(Saved entries)
[start]

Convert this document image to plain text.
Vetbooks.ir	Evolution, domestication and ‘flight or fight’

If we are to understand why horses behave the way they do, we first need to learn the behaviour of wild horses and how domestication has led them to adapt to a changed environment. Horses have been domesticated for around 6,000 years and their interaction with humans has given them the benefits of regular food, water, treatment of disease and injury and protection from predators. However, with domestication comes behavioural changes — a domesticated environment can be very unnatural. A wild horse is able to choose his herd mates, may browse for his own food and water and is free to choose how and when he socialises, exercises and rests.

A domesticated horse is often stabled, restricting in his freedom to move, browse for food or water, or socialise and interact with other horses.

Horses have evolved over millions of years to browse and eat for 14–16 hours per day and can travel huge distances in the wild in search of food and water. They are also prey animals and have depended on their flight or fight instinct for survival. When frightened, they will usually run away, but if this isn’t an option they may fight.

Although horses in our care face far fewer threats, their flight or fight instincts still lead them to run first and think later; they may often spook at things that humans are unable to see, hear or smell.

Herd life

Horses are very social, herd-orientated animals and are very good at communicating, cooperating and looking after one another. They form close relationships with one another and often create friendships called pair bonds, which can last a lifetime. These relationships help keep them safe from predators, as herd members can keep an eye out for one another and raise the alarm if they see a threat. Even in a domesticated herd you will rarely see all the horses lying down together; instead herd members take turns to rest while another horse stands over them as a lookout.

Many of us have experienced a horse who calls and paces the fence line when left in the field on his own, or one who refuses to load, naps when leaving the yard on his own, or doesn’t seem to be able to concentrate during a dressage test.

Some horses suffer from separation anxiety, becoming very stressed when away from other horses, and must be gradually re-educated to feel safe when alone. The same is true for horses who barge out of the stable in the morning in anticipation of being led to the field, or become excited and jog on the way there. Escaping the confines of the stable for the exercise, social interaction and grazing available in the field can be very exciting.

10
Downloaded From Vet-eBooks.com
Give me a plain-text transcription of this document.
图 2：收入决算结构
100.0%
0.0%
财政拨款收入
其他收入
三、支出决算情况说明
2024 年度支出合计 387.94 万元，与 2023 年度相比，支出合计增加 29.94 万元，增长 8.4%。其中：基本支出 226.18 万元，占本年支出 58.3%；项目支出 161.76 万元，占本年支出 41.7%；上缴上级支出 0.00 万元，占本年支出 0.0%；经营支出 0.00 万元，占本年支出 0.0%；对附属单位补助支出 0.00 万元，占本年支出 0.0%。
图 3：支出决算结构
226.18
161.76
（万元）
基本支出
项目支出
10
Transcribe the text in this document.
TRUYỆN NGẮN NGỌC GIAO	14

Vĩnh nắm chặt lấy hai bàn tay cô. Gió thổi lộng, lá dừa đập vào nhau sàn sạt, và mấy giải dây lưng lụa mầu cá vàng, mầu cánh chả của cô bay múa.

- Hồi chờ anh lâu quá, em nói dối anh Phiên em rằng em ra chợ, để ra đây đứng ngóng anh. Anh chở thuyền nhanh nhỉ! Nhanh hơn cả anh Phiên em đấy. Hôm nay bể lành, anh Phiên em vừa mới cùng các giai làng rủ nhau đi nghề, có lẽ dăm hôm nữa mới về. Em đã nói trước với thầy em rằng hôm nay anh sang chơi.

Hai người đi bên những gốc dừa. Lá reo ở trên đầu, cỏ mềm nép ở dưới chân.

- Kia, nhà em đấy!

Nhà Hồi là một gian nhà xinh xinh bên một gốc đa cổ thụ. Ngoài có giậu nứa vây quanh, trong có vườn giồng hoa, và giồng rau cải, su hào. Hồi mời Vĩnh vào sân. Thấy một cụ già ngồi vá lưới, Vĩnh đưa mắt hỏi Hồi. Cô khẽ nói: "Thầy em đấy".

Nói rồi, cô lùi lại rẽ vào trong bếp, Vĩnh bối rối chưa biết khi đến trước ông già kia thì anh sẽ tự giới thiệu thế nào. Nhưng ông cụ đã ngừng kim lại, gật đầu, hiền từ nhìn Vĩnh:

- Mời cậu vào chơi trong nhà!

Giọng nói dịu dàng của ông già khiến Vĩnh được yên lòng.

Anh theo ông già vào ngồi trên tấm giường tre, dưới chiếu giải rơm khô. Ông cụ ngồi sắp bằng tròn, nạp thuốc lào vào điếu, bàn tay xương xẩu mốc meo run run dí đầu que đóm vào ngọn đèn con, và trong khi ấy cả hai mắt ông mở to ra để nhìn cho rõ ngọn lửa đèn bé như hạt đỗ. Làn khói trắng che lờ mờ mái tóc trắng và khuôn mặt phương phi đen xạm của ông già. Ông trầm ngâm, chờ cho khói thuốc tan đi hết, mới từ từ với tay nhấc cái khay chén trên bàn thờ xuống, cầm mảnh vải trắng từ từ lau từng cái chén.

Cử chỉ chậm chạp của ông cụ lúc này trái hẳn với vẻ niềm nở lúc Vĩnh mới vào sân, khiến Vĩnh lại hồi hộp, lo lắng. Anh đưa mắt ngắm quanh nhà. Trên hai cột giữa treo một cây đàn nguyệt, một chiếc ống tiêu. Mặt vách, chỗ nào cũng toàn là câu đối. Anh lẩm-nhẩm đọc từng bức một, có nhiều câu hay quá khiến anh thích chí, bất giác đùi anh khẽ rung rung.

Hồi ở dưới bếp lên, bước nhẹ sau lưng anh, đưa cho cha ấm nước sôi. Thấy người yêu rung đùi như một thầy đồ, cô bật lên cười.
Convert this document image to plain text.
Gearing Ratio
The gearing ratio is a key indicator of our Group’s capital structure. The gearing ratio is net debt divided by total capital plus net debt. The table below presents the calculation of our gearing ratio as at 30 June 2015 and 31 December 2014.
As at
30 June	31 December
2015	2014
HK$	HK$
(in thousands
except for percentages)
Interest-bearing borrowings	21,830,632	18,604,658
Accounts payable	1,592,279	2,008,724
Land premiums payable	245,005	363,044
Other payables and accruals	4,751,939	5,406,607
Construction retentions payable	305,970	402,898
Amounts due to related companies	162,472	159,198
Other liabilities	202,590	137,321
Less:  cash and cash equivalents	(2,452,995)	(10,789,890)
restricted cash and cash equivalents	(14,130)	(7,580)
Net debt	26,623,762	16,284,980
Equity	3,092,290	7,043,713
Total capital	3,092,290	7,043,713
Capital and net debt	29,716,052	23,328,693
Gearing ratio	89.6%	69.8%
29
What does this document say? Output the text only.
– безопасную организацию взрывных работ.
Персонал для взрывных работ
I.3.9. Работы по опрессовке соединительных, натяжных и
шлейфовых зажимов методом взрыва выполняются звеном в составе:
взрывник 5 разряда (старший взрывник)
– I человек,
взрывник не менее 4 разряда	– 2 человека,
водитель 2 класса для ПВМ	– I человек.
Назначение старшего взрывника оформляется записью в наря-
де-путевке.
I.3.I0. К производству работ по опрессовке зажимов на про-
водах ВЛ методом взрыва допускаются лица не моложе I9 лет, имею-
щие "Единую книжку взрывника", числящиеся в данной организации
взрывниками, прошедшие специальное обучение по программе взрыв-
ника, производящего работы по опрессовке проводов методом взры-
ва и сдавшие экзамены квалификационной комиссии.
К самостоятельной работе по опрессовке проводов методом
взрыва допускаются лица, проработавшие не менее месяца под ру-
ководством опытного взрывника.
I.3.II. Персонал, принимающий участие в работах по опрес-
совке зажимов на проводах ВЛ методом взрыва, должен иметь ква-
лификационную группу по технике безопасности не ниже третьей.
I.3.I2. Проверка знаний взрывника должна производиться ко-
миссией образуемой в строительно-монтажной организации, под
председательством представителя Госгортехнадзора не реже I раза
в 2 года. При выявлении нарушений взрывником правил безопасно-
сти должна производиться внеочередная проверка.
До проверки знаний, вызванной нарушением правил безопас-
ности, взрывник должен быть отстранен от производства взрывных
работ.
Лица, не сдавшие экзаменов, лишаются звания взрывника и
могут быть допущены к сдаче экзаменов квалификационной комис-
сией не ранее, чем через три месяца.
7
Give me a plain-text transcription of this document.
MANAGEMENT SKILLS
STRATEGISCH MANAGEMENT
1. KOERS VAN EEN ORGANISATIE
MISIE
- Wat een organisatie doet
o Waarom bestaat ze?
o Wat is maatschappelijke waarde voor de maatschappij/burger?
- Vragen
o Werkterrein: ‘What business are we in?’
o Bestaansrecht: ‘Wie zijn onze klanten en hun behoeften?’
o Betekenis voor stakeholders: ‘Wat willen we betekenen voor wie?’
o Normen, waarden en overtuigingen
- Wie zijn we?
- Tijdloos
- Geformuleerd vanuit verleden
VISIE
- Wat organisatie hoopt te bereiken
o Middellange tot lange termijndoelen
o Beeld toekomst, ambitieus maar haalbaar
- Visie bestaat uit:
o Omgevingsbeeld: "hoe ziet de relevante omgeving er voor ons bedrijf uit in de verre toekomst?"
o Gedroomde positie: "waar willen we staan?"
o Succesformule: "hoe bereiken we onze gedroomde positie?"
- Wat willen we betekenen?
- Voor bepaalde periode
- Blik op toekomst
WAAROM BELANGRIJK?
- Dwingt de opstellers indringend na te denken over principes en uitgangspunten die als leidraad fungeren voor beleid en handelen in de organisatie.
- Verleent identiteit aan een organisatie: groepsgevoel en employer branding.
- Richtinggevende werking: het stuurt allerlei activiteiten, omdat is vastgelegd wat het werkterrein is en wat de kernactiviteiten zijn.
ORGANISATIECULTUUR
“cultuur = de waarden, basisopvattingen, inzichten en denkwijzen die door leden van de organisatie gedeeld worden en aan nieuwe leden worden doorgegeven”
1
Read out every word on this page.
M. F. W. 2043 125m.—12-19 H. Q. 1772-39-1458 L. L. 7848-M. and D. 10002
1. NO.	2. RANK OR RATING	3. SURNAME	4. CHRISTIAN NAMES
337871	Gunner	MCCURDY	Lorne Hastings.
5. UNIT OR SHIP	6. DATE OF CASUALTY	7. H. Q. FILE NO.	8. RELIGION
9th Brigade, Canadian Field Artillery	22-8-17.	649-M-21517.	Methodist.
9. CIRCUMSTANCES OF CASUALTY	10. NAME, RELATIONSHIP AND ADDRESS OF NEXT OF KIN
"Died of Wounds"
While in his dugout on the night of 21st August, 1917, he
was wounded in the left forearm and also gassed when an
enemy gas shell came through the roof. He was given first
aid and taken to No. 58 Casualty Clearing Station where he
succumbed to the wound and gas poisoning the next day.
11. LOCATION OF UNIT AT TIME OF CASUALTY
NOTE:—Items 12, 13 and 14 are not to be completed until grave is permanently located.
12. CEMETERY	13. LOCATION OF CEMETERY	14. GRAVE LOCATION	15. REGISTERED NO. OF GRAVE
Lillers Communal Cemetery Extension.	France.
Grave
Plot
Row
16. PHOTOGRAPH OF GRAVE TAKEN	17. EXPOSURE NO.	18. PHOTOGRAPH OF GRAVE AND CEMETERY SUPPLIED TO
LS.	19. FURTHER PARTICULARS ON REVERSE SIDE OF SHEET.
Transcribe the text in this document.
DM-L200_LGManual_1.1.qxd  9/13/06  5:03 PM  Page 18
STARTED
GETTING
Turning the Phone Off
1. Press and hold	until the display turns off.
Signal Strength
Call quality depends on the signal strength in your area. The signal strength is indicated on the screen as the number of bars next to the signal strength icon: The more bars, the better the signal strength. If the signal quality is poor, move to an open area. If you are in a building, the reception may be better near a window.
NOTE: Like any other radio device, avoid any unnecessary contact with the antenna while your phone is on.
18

[end]

§ Task instructions
Collect the lines of the records that include the string "проводов".

§ Task solution
ника, производящего работы по опрессовке проводов методом взры-
К самостоятельной работе по опрессовке проводов методом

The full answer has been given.